Start of STORED RECORDS

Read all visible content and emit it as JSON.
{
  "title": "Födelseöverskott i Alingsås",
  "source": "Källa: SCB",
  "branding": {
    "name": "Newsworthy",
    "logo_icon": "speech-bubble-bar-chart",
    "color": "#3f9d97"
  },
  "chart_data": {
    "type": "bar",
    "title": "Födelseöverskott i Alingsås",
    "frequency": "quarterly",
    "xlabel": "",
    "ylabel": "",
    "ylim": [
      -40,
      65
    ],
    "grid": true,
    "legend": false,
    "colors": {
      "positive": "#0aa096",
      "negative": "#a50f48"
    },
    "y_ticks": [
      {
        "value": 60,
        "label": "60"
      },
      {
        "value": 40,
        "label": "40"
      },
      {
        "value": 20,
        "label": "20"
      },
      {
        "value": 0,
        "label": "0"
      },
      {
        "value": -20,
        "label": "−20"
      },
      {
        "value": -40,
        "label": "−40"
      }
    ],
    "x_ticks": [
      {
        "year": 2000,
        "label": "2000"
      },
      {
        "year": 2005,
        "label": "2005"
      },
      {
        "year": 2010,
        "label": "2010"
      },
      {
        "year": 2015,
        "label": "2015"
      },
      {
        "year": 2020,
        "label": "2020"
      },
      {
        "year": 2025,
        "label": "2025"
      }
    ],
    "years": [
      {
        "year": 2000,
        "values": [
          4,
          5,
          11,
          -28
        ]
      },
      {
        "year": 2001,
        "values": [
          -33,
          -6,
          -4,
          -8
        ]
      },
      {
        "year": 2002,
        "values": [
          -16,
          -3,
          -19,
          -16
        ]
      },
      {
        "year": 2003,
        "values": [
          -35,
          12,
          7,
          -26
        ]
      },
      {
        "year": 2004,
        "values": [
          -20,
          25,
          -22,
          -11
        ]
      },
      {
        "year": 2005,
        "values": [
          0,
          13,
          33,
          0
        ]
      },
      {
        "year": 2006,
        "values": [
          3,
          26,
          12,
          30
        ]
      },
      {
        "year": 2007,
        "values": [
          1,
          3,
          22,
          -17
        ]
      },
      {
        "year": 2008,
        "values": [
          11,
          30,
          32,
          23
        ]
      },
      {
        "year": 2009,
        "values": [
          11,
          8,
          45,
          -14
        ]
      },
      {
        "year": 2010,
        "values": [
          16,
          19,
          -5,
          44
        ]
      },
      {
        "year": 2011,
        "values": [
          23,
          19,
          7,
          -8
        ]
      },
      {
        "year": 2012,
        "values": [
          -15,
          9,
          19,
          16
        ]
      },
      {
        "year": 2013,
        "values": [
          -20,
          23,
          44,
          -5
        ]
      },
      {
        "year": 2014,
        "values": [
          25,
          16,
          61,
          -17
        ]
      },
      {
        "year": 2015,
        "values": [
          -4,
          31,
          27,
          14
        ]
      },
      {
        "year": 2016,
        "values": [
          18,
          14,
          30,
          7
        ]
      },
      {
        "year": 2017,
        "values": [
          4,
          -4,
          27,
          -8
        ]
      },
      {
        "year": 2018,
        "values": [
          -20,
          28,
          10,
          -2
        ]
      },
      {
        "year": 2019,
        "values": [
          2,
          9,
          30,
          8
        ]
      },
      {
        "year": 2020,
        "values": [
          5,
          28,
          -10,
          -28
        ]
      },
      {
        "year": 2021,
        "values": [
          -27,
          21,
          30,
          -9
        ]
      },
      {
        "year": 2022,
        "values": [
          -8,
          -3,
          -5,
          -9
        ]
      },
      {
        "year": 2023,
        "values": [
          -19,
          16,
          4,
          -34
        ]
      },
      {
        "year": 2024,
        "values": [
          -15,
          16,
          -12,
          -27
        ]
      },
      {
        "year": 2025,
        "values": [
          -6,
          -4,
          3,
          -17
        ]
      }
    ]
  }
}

End of STORED RECORDS

- PROBLEM TO WORK ON -
Restate each of the entries above verbatim.

- SOLUTION TO THIS PROBLEM -
Read all visible content and emit it as JSON.
{
  "title": "Födelseöverskott i Alingsås",
  "source": "Källa: SCB",
  "branding": {
    "name": "Newsworthy",
    "logo_icon": "speech-bubble-bar-chart",
    "color": "#3f9d97"
  },
  "chart_data": {
    "type": "bar",
    "title": "Födelseöverskott i Alingsås",
    "frequency": "quarterly",
    "xlabel": "",
    "ylabel": "",
    "ylim": [
      -40,
      65
    ],
    "grid": true,
    "legend": false,
    "colors": {
      "positive": "#0aa096",
      "negative": "#a50f48"
    },
    "y_ticks": [
      {
        "value": 60,
        "label": "60"
      },
      {
        "value": 40,
        "label": "40"
      },
      {
        "value": 20,
        "label": "20"
      },
      {
        "value": 0,
        "label": "0"
      },
      {
        "value": -20,
        "label": "−20"
      },
      {
        "value": -40,
        "label": "−40"
      }
    ],
    "x_ticks": [
      {
        "year": 2000,
        "label": "2000"
      },
      {
        "year": 2005,
        "label": "2005"
      },
      {
        "year": 2010,
        "label": "2010"
      },
      {
        "year": 2015,
        "label": "2015"
      },
      {
        "year": 2020,
        "label": "2020"
      },
      {
        "year": 2025,
        "label": "2025"
      }
    ],
    "years": [
      {
        "year": 2000,
        "values": [
          4,
          5,
          11,
          -28
        ]
      },
      {
        "year": 2001,
        "values": [
          -33,
          -6,
          -4,
          -8
        ]
      },
      {
        "year": 2002,
        "values": [
          -16,
          -3,
          -19,
          -16
        ]
      },
      {
        "year": 2003,
        "values": [
          -35,
          12,
          7,
          -26
        ]
      },
      {
        "year": 2004,
        "values": [
          -20,
          25,
          -22,
          -11
        ]
      },
      {
        "year": 2005,
        "values": [
          0,
          13,
          33,
          0
        ]
      },
      {
        "year": 2006,
        "values": [
          3,
          26,
          12,
          30
        ]
      },
      {
        "year": 2007,
        "values": [
          1,
          3,
          22,
          -17
        ]
      },
      {
        "year": 2008,
        "values": [
          11,
          30,
          32,
          23
        ]
      },
      {
        "year": 2009,
        "values": [
          11,
          8,
          45,
          -14
        ]
      },
      {
        "year": 2010,
        "values": [
          16,
          19,
          -5,
          44
        ]
      },
      {
        "year": 2011,
        "values": [
          23,
          19,
          7,
          -8
        ]
      },
      {
        "year": 2012,
        "values": [
          -15,
          9,
          19,
          16
        ]
      },
      {
        "year": 2013,
        "values": [
          -20,
          23,
          44,
          -5
        ]
      },
      {
        "year": 2014,
        "values": [
          25,
          16,
          61,
          -17
        ]
      },
      {
        "year": 2015,
        "values": [
          -4,
          31,
          27,
          14
        ]
      },
      {
        "year": 2016,
        "values": [
          18,
          14,
          30,
          7
        ]
      },
      {
        "year": 2017,
        "values": [
          4,
          -4,
          27,
          -8
        ]
      },
      {
        "year": 2018,
        "values": [
          -20,
          28,
          10,
          -2
        ]
      },
      {
        "year": 2019,
        "values": [
          2,
          9,
          30,
          8
        ]
      },
      {
        "year": 2020,
        "values": [
          5,
          28,
          -10,
          -28
        ]
      },
      {
        "year": 2021,
        "values": [
          -27,
          21,
          30,
          -9
        ]
      },
      {
        "year": 2022,
        "values": [
          -8,
          -3,
          -5,
          -9
        ]
      },
      {
        "year": 2023,
        "values": [
          -19,
          16,
          4,
          -34
        ]
      },
      {
        "year": 2024,
        "values": [
          -15,
          16,
          -12,
          -27
        ]
      },
      {
        "year": 2025,
        "values": [
          -6,
          -4,
          3,
          -17
        ]
      }
    ]
  }
}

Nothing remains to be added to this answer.